● Task instructions
Give every line from the entries that contains "scope".

● Source material
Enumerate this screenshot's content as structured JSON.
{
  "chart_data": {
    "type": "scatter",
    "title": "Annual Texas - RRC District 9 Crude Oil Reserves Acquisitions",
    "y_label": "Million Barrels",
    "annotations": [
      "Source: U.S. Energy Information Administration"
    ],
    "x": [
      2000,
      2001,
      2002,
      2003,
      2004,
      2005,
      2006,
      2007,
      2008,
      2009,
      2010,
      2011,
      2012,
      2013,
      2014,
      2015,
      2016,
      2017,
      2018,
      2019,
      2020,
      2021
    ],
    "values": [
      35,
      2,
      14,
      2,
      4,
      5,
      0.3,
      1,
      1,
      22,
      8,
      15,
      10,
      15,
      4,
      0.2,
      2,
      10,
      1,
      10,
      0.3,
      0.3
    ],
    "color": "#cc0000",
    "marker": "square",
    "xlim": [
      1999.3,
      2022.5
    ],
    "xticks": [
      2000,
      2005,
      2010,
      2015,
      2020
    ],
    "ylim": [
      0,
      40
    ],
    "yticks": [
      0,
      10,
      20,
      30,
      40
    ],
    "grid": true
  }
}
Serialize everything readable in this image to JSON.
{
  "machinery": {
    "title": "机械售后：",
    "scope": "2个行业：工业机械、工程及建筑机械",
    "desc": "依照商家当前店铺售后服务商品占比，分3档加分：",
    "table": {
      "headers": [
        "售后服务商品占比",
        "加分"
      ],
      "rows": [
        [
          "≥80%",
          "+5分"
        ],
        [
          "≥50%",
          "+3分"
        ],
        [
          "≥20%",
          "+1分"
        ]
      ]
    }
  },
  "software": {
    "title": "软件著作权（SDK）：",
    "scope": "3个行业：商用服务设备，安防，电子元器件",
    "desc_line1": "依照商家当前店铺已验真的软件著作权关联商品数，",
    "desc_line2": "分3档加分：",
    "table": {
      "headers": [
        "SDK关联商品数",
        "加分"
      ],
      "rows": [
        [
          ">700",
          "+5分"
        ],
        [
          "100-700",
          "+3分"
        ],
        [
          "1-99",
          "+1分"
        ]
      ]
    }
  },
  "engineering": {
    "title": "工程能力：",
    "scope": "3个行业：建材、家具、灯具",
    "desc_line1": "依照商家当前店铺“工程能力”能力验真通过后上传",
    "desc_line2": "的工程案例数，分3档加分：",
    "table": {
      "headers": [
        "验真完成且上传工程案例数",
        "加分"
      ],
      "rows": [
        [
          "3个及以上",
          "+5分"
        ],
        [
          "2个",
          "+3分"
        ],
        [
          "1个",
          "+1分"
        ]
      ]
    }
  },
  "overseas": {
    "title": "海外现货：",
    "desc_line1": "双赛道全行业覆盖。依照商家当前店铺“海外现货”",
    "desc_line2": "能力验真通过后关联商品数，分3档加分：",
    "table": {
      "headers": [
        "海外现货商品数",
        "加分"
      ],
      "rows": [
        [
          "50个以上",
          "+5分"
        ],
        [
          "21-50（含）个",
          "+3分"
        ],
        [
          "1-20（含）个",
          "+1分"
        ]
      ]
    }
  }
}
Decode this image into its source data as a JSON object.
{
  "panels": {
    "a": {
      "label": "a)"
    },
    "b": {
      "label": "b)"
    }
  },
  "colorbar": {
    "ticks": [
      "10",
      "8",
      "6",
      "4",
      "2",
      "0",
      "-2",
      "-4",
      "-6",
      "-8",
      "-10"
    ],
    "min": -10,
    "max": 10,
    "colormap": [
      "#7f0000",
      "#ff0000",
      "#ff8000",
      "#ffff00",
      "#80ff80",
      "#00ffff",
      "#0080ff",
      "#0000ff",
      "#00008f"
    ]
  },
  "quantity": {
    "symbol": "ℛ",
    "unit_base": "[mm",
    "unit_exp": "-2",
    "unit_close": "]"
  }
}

● Right answer
    "scope": "2个行业：工业机械、工程及建筑机械",
    "scope": "3个行业：商用服务设备，安防，电子元器件",
    "scope": "3个行业：建材、家具、灯具",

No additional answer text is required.